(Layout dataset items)
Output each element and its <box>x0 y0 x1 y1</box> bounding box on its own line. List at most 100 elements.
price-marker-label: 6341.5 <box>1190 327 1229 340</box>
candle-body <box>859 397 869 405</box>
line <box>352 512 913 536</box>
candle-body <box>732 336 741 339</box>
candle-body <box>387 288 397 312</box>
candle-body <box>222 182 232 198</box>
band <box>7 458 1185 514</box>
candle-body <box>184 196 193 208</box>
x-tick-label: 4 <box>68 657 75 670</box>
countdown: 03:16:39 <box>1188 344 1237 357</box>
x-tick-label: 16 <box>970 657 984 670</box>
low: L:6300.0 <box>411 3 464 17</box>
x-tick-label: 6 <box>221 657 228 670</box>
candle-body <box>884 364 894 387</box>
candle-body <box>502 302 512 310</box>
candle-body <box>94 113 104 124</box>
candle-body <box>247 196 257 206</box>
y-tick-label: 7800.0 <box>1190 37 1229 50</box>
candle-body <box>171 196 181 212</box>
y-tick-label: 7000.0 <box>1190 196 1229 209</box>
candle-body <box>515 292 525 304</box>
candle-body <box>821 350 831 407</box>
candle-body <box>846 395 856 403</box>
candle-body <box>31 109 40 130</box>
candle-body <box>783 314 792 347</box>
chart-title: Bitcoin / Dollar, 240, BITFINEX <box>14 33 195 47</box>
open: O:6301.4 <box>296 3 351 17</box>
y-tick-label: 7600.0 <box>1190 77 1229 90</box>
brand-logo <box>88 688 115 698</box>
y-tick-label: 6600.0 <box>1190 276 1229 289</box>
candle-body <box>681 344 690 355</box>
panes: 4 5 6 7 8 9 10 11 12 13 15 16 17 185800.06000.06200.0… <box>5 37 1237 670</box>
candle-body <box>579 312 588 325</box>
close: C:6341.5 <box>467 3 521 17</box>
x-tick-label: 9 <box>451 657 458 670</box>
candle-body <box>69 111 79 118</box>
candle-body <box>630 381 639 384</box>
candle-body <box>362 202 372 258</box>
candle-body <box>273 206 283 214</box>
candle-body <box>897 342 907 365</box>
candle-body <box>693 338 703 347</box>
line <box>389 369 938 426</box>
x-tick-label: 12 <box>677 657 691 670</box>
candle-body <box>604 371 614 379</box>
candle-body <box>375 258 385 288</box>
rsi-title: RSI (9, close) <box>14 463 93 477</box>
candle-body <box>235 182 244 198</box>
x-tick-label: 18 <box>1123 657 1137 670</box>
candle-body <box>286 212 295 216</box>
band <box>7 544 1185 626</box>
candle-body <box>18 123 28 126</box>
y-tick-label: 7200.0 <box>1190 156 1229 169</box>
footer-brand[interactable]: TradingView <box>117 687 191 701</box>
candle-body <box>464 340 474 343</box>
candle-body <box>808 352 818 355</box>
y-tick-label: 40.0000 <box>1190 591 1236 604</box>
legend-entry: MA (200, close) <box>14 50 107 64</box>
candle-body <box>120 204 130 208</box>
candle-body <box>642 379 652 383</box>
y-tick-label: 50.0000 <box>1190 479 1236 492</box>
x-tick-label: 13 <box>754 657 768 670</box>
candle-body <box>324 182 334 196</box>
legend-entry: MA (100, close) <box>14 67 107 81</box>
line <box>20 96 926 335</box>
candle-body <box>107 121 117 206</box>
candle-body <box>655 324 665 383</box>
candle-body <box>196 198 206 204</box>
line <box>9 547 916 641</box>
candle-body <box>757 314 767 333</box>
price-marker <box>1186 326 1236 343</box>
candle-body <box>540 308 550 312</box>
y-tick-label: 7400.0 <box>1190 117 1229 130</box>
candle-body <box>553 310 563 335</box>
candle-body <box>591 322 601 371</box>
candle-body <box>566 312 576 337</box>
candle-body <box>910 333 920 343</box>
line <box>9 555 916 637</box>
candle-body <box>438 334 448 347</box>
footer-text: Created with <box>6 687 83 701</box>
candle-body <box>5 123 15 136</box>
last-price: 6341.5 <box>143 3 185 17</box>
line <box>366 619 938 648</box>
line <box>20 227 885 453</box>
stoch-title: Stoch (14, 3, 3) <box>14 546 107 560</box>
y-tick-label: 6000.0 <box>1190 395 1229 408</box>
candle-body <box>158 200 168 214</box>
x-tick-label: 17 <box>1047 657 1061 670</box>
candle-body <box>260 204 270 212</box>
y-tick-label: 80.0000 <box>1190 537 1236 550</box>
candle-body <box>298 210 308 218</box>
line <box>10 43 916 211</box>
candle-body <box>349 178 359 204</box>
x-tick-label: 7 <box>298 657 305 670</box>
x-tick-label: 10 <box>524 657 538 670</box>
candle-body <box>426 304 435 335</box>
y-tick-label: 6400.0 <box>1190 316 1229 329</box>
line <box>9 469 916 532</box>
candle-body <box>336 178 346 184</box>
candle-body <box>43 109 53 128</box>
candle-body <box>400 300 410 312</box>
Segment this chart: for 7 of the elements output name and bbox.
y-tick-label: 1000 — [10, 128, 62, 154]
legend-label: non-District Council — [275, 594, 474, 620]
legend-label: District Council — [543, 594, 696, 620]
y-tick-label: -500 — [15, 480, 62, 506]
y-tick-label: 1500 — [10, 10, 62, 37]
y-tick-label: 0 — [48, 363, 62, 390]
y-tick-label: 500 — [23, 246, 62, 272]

- EXERCISE REQUIREMENTS
Copy the items above exactly, from the first line through the line containing "candle-body <box>681 344 690 355</box>".

- ANSWER TO THE TASK
Output each element and its <box>x0 y0 x1 y1</box> bounding box on its own line. List at most 100 elements.
price-marker-label: 6341.5 <box>1190 327 1229 340</box>
candle-body <box>859 397 869 405</box>
line <box>352 512 913 536</box>
candle-body <box>732 336 741 339</box>
candle-body <box>387 288 397 312</box>
candle-body <box>222 182 232 198</box>
band <box>7 458 1185 514</box>
candle-body <box>184 196 193 208</box>
x-tick-label: 4 <box>68 657 75 670</box>
countdown: 03:16:39 <box>1188 344 1237 357</box>
x-tick-label: 16 <box>970 657 984 670</box>
low: L:6300.0 <box>411 3 464 17</box>
x-tick-label: 6 <box>221 657 228 670</box>
candle-body <box>884 364 894 387</box>
candle-body <box>502 302 512 310</box>
candle-body <box>94 113 104 124</box>
candle-body <box>247 196 257 206</box>
y-tick-label: 7800.0 <box>1190 37 1229 50</box>
candle-body <box>171 196 181 212</box>
y-tick-label: 7000.0 <box>1190 196 1229 209</box>
candle-body <box>515 292 525 304</box>
candle-body <box>821 350 831 407</box>
candle-body <box>846 395 856 403</box>
candle-body <box>31 109 40 130</box>
candle-body <box>783 314 792 347</box>
chart-title: Bitcoin / Dollar, 240, BITFINEX <box>14 33 195 47</box>
open: O:6301.4 <box>296 3 351 17</box>
y-tick-label: 7600.0 <box>1190 77 1229 90</box>
brand-logo <box>88 688 115 698</box>
y-tick-label: 6600.0 <box>1190 276 1229 289</box>
candle-body <box>681 344 690 355</box>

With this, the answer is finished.